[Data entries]
————————

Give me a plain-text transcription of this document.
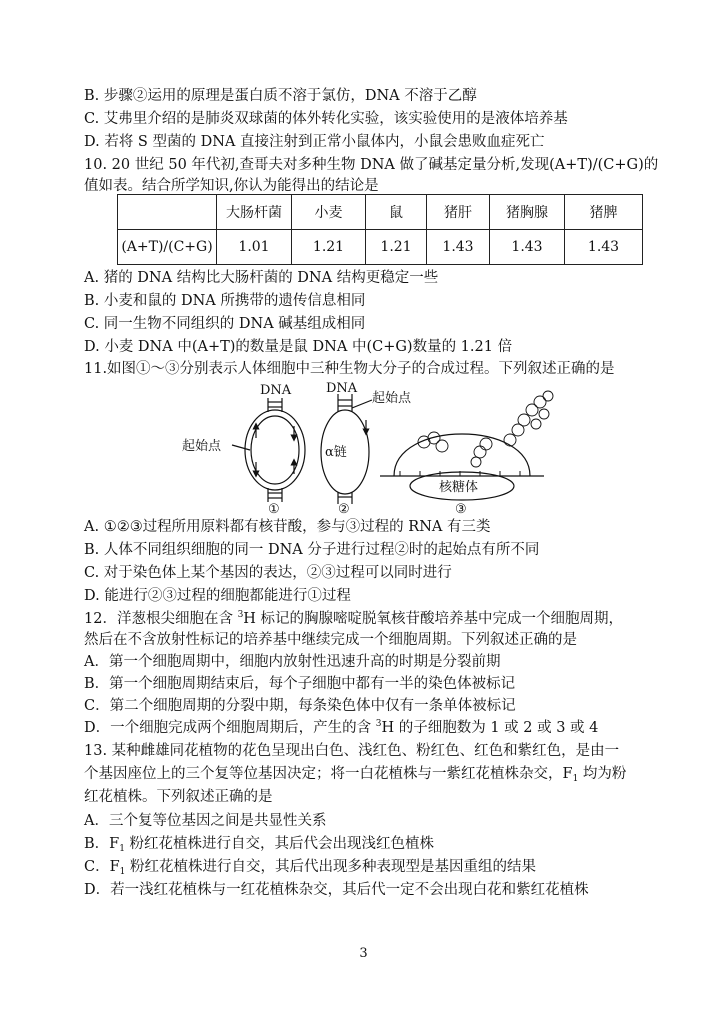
B. 步骤②运用的原理是蛋白质不溶于氯仿，DNA 不溶于乙醇
C. 艾弗里介绍的是肺炎双球菌的体外转化实验，该实验使用的是液体培养基
D. 若将 S 型菌的 DNA 直接注射到正常小鼠体内，小鼠会患败血症死亡
10. 20 世纪 50 年代初,查哥夫对多种生物 DNA 做了碱基定量分析,发现(A+T)/(C+G)的
值如表。结合所学知识,你认为能得出的结论是
	大肠杆菌	小麦	鼠	猪肝	猪胸腺	猪脾
(A+T)/(C+G)	1.01	1.21	1.21	1.43	1.43	1.43
A. 猪的 DNA 结构比大肠杆菌的 DNA 结构更稳定一些
B. 小麦和鼠的 DNA 所携带的遗传信息相同
C. 同一生物不同组织的 DNA 碱基组成相同
D. 小麦 DNA 中(A+T)的数量是鼠 DNA 中(C+G)数量的 1.21 倍
11.如图①～③分别表示人体细胞中三种生物大分子的合成过程。下列叙述正确的是
DNA	DNA
起始点
起始点	α链
核糖体
①	②	③
A. ①②③过程所用原料都有核苷酸，参与③过程的 RNA 有三类
B. 人体不同组织细胞的同一 DNA 分子进行过程②时的起始点有所不同
C. 对于染色体上某个基因的表达，②③过程可以同时进行
D. 能进行②③过程的细胞都能进行①过程
12．洋葱根尖细胞在含 $^3$H 标记的胸腺嘧啶脱氧核苷酸培养基中完成一个细胞周期，
然后在不含放射性标记的培养基中继续完成一个细胞周期。下列叙述正确的是
A．第一个细胞周期中，细胞内放射性迅速升高的时期是分裂前期
B．第一个细胞周期结束后，每个子细胞中都有一半的染色体被标记
C．第二个细胞周期的分裂中期，每条染色体中仅有一条单体被标记
D．一个细胞完成两个细胞周期后，产生的含 $^3$H 的子细胞数为 1 或 2 或 3 或 4
13. 某种雌雄同花植物的花色呈现出白色、浅红色、粉红色、红色和紫红色，是由一
个基因座位上的三个复等位基因决定；将一白花植株与一紫红花植株杂交，$F_1$ 均为粉
红花植株。下列叙述正确的是
A．三个复等位基因之间是共显性关系
B．$F_1$ 粉红花植株进行自交，其后代会出现浅红色植株
C．$F_1$ 粉红花植株进行自交，其后代出现多种表现型是基因重组的结果
D．若一浅红花植株与一红花植株杂交，其后代一定不会出现白花和紫红花植株
3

————————

• [WHAT IS ASKED]:
Write out every line from the entries where "粉红花植株进行自交" appears.

• [ANSWER FOR THE TASK]:
B．$F_1$ 粉红花植株进行自交，其后代会出现浅红色植株
C．$F_1$ 粉红花植株进行自交，其后代出现多种表现型是基因重组的结果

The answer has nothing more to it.